**What the task requires**
Your task is to extract every line from the material below exactly.

-- Start Data supplied --

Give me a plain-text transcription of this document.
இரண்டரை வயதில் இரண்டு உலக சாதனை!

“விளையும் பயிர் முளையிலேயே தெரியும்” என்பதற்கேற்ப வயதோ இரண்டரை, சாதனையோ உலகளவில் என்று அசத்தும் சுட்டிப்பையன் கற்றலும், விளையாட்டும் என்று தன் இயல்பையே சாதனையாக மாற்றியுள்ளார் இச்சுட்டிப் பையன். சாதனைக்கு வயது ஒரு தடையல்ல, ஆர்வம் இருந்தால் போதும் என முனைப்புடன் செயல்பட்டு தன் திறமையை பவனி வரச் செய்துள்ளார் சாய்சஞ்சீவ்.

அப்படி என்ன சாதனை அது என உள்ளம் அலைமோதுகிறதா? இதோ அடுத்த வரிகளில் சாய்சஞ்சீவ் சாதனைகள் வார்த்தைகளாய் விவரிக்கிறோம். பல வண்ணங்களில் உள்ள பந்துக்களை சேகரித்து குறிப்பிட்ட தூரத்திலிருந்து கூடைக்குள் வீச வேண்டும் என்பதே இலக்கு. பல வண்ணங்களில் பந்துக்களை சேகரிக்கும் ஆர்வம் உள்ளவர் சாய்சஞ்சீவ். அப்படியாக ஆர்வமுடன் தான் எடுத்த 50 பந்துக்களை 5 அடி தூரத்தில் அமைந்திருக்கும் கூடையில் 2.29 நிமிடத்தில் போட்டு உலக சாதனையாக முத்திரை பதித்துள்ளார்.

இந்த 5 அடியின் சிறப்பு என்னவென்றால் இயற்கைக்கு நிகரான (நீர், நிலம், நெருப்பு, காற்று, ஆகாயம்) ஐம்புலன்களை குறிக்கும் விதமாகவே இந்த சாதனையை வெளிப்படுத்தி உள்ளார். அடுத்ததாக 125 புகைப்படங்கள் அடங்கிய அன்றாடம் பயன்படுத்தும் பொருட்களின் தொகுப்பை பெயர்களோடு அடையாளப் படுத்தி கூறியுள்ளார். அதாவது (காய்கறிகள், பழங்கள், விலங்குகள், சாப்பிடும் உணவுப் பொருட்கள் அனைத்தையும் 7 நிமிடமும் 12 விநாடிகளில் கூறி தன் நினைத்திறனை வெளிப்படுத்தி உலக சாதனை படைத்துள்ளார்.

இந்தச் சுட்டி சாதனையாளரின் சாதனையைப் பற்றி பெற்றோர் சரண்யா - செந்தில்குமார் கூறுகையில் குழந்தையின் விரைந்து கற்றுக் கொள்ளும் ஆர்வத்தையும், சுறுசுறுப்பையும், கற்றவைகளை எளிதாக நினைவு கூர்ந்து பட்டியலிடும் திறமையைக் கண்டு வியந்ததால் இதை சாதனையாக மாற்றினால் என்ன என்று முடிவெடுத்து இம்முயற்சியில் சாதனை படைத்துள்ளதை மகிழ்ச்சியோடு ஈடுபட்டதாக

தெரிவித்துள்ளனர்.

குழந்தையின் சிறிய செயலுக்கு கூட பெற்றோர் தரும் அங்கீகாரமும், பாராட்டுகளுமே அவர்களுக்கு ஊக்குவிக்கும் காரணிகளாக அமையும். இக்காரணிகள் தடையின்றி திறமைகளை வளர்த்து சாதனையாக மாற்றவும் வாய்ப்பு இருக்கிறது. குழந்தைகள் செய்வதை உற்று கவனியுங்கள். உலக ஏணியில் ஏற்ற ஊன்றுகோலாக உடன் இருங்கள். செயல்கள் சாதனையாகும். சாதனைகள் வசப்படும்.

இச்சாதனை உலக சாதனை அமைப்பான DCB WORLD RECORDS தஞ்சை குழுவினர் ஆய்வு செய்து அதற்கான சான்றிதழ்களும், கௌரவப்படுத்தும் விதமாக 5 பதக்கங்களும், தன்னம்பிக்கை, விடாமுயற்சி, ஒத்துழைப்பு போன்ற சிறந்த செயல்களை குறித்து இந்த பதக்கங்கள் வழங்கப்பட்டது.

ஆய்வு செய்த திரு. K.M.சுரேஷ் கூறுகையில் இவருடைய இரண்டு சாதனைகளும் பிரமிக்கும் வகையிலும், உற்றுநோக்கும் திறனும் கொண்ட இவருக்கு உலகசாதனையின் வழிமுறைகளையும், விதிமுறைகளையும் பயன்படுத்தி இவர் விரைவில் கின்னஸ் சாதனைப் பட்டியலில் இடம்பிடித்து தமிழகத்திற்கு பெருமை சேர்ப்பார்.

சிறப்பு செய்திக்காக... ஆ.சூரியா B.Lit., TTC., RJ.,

-- End Data supplied --

**Answer to this problem**
Give me a plain-text transcription of this document.
இரண்டரை வயதில் இரண்டு உலக சாதனை!

“விளையும் பயிர் முளையிலேயே தெரியும்” என்பதற்கேற்ப வயதோ இரண்டரை, சாதனையோ உலகளவில் என்று அசத்தும் சுட்டிப்பையன் கற்றலும், விளையாட்டும் என்று தன் இயல்பையே சாதனையாக மாற்றியுள்ளார் இச்சுட்டிப் பையன். சாதனைக்கு வயது ஒரு தடையல்ல, ஆர்வம் இருந்தால் போதும் என முனைப்புடன் செயல்பட்டு தன் திறமையை பவனி வரச் செய்துள்ளார் சாய்சஞ்சீவ்.

அப்படி என்ன சாதனை அது என உள்ளம் அலைமோதுகிறதா? இதோ அடுத்த வரிகளில் சாய்சஞ்சீவ் சாதனைகள் வார்த்தைகளாய் விவரிக்கிறோம். பல வண்ணங்களில் உள்ள பந்துக்களை சேகரித்து குறிப்பிட்ட தூரத்திலிருந்து கூடைக்குள் வீச வேண்டும் என்பதே இலக்கு. பல வண்ணங்களில் பந்துக்களை சேகரிக்கும் ஆர்வம் உள்ளவர் சாய்சஞ்சீவ். அப்படியாக ஆர்வமுடன் தான் எடுத்த 50 பந்துக்களை 5 அடி தூரத்தில் அமைந்திருக்கும் கூடையில் 2.29 நிமிடத்தில் போட்டு உலக சாதனையாக முத்திரை பதித்துள்ளார்.

இந்த 5 அடியின் சிறப்பு என்னவென்றால் இயற்கைக்கு நிகரான (நீர், நிலம், நெருப்பு, காற்று, ஆகாயம்) ஐம்புலன்களை குறிக்கும் விதமாகவே இந்த சாதனையை வெளிப்படுத்தி உள்ளார். அடுத்ததாக 125 புகைப்படங்கள் அடங்கிய அன்றாடம் பயன்படுத்தும் பொருட்களின் தொகுப்பை பெயர்களோடு அடையாளப் படுத்தி கூறியுள்ளார். அதாவது (காய்கறிகள், பழங்கள், விலங்குகள், சாப்பிடும் உணவுப் பொருட்கள் அனைத்தையும் 7 நிமிடமும் 12 விநாடிகளில் கூறி தன் நினைத்திறனை வெளிப்படுத்தி உலக சாதனை படைத்துள்ளார்.

இந்தச் சுட்டி சாதனையாளரின் சாதனையைப் பற்றி பெற்றோர் சரண்யா - செந்தில்குமார் கூறுகையில் குழந்தையின் விரைந்து கற்றுக் கொள்ளும் ஆர்வத்தையும், சுறுசுறுப்பையும், கற்றவைகளை எளிதாக நினைவு கூர்ந்து பட்டியலிடும் திறமையைக் கண்டு வியந்ததால் இதை சாதனையாக மாற்றினால் என்ன என்று முடிவெடுத்து இம்முயற்சியில் சாதனை படைத்துள்ளதை மகிழ்ச்சியோடு ஈடுபட்டதாக

தெரிவித்துள்ளனர்.

குழந்தையின் சிறிய செயலுக்கு கூட பெற்றோர் தரும் அங்கீகாரமும், பாராட்டுகளுமே அவர்களுக்கு ஊக்குவிக்கும் காரணிகளாக அமையும். இக்காரணிகள் தடையின்றி திறமைகளை வளர்த்து சாதனையாக மாற்றவும் வாய்ப்பு இருக்கிறது. குழந்தைகள் செய்வதை உற்று கவனியுங்கள். உலக ஏணியில் ஏற்ற ஊன்றுகோலாக உடன் இருங்கள். செயல்கள் சாதனையாகும். சாதனைகள் வசப்படும்.

இச்சாதனை உலக சாதனை அமைப்பான DCB WORLD RECORDS தஞ்சை குழுவினர் ஆய்வு செய்து அதற்கான சான்றிதழ்களும், கௌரவப்படுத்தும் விதமாக 5 பதக்கங்களும், தன்னம்பிக்கை, விடாமுயற்சி, ஒத்துழைப்பு போன்ற சிறந்த செயல்களை குறித்து இந்த பதக்கங்கள் வழங்கப்பட்டது.

ஆய்வு செய்த திரு. K.M.சுரேஷ் கூறுகையில் இவருடைய இரண்டு சாதனைகளும் பிரமிக்கும் வகையிலும், உற்றுநோக்கும் திறனும் கொண்ட இவருக்கு உலகசாதனையின் வழிமுறைகளையும், விதிமுறைகளையும் பயன்படுத்தி இவர் விரைவில் கின்னஸ் சாதனைப் பட்டியலில் இடம்பிடித்து தமிழகத்திற்கு பெருமை சேர்ப்பார்.

சிறப்பு செய்திக்காக... ஆ.சூரியா B.Lit., TTC., RJ.,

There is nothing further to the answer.